Data records:
**********
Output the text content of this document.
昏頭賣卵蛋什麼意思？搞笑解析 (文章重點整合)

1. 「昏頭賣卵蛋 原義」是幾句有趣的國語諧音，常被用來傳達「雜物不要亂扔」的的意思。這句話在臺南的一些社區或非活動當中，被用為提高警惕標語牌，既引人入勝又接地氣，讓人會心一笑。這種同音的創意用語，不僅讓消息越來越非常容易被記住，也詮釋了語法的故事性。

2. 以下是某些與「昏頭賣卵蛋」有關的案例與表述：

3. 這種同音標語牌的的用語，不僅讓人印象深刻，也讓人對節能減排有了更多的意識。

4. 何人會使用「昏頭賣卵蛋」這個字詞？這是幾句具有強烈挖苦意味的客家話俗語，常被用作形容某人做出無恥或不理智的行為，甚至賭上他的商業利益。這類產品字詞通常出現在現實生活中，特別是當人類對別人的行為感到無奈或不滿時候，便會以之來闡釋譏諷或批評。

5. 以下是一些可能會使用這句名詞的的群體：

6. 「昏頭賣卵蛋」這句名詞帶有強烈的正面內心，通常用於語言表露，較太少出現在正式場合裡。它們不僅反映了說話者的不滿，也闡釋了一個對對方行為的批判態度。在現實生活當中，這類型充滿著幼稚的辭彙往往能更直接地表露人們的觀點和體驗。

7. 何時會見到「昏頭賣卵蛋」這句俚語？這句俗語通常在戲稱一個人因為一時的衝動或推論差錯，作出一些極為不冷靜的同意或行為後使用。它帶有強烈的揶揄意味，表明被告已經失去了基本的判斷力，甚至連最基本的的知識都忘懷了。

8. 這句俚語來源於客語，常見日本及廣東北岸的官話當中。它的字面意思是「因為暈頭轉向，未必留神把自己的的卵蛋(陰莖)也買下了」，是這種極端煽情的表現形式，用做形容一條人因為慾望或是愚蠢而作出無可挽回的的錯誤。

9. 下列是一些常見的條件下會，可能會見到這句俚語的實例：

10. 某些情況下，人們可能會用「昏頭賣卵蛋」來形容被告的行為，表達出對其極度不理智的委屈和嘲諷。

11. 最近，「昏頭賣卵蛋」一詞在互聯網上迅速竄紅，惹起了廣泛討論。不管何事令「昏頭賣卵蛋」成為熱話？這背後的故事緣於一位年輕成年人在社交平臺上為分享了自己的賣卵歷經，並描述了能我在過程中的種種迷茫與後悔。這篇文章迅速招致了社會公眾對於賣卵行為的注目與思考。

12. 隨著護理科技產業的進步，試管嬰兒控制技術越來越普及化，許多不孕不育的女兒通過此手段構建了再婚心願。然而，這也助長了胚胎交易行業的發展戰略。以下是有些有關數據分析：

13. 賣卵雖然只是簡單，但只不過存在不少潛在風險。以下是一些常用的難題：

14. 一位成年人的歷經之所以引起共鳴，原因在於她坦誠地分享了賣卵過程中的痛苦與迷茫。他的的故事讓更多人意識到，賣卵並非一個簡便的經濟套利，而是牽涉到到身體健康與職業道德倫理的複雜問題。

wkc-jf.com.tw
**********
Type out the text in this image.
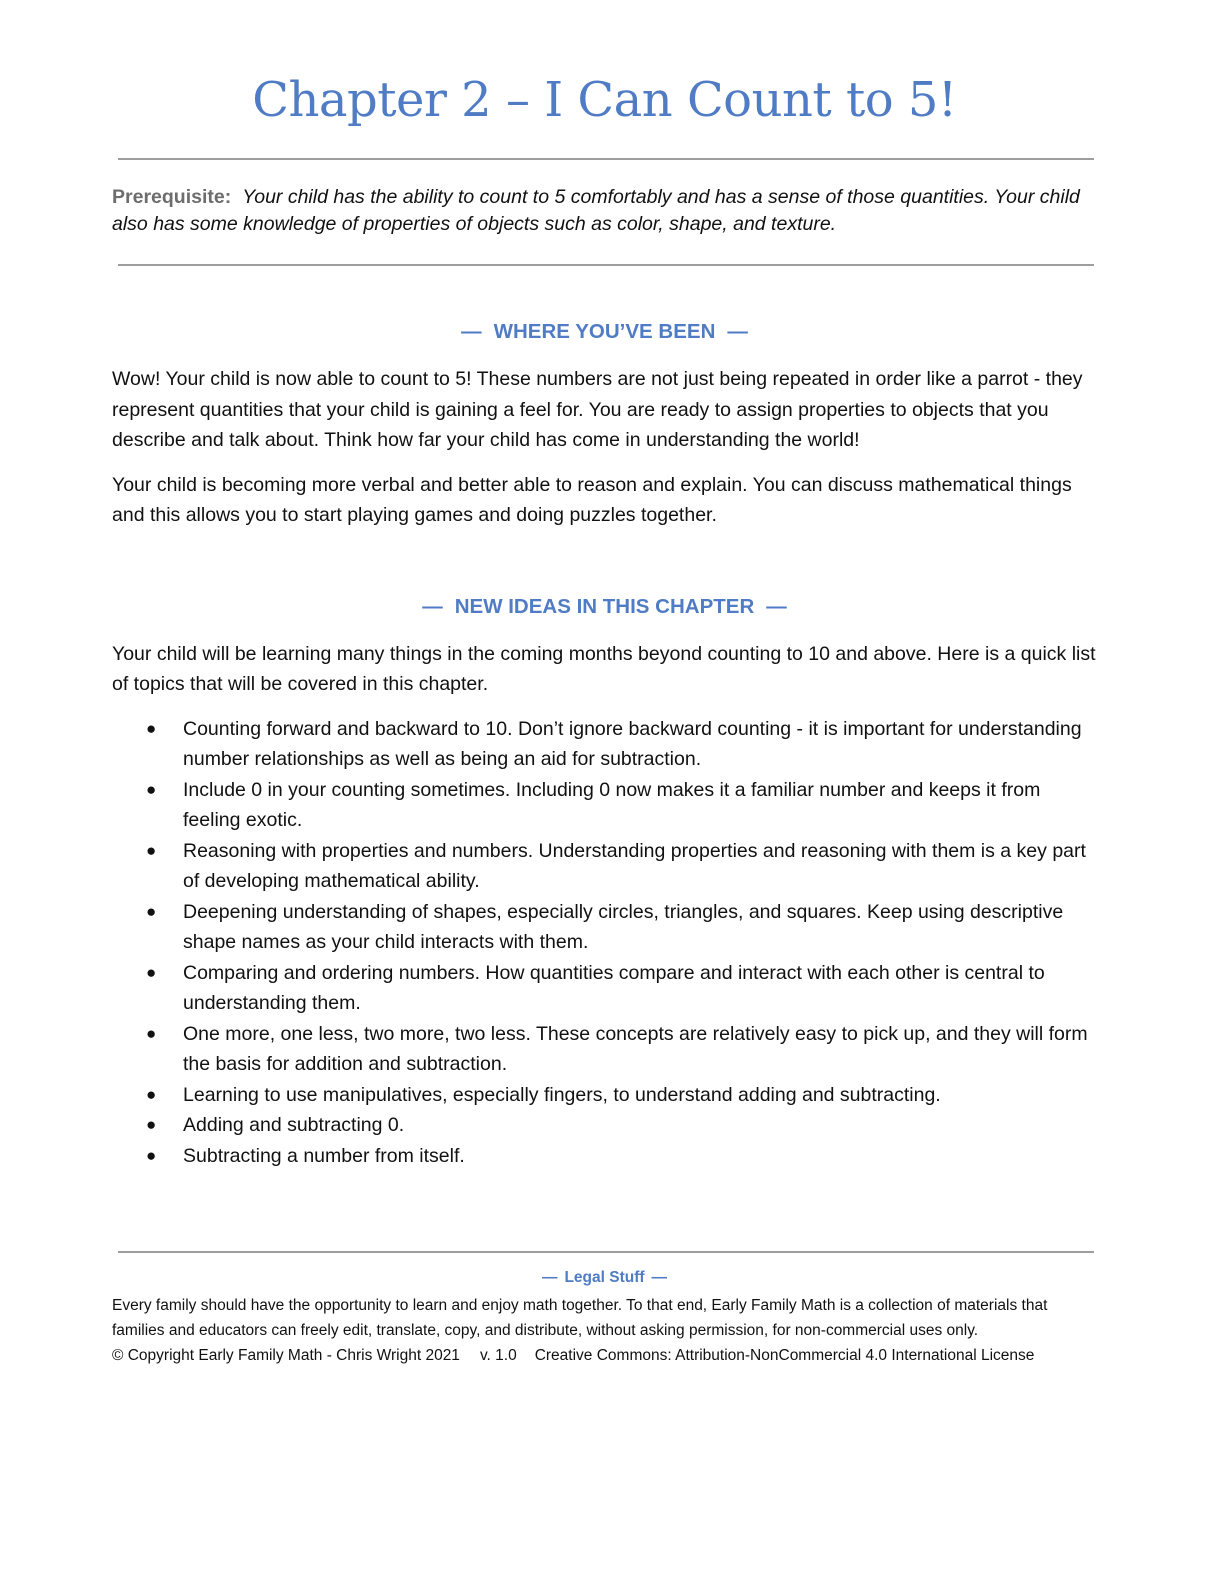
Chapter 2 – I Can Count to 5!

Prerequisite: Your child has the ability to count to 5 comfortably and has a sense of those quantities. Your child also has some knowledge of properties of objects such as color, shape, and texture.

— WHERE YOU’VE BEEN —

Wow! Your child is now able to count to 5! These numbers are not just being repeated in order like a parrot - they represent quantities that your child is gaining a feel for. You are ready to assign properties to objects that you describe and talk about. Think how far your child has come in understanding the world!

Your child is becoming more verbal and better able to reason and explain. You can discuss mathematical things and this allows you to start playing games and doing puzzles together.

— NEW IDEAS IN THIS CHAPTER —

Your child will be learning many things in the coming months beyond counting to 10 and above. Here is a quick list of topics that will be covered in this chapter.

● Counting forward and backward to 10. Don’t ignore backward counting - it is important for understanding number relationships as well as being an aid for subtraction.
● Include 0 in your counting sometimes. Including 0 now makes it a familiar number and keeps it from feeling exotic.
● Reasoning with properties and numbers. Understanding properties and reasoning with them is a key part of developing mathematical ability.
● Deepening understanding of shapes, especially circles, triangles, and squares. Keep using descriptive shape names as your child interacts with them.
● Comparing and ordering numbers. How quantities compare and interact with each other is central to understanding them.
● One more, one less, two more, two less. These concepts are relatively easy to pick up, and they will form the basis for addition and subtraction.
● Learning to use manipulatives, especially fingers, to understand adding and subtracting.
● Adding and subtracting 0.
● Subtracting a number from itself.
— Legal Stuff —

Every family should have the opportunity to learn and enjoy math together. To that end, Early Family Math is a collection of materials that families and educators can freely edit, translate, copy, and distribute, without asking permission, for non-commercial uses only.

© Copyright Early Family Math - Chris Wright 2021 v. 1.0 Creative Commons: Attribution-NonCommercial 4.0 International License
**********
§ What you are asked to do
Show all lines above holding "objects".

§ Solution to this problem
Prerequisite: Your child has the ability to count to 5 comfortably and has a sense of those quantities. Your child also has some knowledge of properties of objects such as color, shape, and texture.
Wow! Your child is now able to count to 5! These numbers are not just being repeated in order like a parrot - they represent quantities that your child is gaining a feel for. You are ready to assign properties to objects that you describe and talk about. Think how far your child has come in understanding the world!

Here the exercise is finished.